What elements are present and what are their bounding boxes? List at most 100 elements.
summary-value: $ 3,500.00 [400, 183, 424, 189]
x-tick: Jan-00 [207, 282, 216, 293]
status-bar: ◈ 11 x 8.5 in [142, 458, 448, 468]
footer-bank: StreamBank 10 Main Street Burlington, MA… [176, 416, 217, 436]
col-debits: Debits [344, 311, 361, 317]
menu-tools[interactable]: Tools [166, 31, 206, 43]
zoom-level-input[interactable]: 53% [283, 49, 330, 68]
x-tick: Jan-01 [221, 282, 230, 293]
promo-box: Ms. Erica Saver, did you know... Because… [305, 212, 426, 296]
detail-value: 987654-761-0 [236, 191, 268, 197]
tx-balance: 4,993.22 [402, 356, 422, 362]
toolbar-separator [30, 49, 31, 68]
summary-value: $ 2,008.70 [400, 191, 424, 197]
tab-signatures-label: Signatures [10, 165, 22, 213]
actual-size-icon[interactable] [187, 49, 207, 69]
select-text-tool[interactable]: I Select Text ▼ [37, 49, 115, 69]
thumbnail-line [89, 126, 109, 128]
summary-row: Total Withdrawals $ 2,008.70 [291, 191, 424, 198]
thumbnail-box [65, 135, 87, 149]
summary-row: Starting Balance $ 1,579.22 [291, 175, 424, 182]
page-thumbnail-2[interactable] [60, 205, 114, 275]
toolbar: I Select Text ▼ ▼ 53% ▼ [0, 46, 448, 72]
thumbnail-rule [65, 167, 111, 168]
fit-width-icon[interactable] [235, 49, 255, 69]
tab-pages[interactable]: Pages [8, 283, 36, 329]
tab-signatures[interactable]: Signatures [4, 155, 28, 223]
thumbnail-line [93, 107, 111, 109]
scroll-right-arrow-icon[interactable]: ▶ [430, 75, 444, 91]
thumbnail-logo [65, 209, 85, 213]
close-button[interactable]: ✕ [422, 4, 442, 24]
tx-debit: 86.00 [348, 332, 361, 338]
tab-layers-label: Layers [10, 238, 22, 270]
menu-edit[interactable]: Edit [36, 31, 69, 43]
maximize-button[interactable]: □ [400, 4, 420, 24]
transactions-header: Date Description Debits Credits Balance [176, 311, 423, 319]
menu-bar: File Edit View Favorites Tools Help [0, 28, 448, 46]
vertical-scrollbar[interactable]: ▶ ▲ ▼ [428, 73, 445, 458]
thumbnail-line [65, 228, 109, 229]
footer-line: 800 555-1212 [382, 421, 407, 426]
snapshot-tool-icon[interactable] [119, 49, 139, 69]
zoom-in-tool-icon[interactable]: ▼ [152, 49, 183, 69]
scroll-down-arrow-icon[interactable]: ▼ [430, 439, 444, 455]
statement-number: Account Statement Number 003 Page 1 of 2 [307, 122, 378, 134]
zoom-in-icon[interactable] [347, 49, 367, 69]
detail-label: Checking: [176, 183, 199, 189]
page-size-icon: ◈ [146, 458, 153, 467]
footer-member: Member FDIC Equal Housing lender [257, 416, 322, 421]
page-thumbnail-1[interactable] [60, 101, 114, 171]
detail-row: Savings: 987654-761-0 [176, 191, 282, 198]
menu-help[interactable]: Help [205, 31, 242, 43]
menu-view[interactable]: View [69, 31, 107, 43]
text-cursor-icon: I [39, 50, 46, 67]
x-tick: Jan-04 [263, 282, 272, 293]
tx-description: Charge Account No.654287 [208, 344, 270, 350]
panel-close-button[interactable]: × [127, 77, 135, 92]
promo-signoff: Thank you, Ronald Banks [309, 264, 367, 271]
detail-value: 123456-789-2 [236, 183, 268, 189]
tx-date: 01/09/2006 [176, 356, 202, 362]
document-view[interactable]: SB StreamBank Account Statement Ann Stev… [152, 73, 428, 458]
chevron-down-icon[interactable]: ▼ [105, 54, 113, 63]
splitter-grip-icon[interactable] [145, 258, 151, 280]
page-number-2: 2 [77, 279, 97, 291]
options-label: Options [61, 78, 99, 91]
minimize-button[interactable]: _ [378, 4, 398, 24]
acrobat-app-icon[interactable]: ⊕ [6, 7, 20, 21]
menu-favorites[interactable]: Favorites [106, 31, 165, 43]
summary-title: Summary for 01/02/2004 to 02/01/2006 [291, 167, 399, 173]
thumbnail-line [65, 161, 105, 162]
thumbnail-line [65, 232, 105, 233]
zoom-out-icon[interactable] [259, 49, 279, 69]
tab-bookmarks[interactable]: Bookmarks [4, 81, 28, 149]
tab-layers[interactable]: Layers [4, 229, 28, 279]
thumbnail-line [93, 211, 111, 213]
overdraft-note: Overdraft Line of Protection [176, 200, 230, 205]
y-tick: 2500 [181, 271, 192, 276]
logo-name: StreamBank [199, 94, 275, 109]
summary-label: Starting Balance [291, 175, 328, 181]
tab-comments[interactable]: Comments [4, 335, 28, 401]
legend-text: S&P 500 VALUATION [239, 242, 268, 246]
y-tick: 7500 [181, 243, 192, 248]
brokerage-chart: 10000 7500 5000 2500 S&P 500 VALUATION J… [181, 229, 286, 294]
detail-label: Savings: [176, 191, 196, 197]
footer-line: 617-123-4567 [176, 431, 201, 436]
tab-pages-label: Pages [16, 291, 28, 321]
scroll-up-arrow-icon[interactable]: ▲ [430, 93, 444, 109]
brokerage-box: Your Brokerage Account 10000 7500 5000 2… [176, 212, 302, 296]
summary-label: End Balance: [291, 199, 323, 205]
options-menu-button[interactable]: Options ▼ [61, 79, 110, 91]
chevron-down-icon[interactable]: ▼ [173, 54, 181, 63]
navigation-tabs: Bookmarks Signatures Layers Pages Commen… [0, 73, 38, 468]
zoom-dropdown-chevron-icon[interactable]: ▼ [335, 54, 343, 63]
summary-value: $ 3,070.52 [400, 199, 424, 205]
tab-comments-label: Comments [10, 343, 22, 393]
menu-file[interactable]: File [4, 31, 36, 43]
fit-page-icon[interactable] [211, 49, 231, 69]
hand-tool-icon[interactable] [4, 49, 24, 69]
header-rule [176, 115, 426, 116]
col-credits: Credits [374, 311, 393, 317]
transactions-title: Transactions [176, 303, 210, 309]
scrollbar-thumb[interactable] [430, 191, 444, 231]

____________

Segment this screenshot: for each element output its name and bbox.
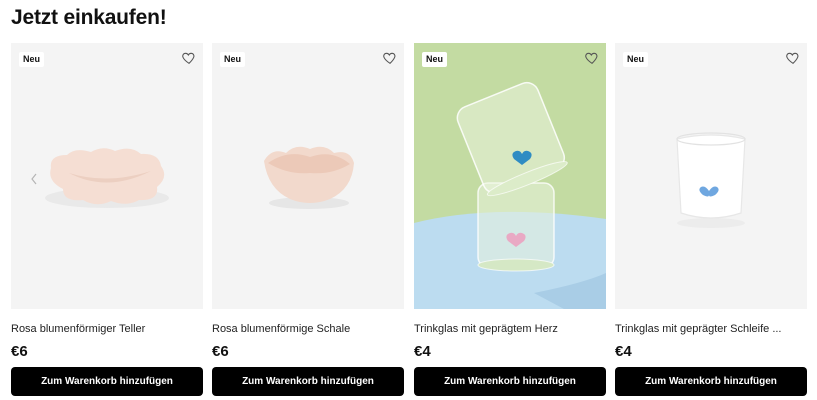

____________

GIVEN INSTRUCTION :: Reproduce everything from the line containing "What elements are" down to the line containing "zoom-level-input[interactable]: 53% [283, 49, 330, 68]", substituting "bounding rectangles" for "bounding boxes" and leaving everything else unchanged.

RESPONSE ::
What elements are present and what are their bounding rectangles? List at most 100 elements.
summary-value: $ 3,500.00 [400, 183, 424, 189]
x-tick: Jan-00 [207, 282, 216, 293]
status-bar: ◈ 11 x 8.5 in [142, 458, 448, 468]
footer-bank: StreamBank 10 Main Street Burlington, MA… [176, 416, 217, 436]
col-debits: Debits [344, 311, 361, 317]
menu-tools[interactable]: Tools [166, 31, 206, 43]
zoom-level-input[interactable]: 53% [283, 49, 330, 68]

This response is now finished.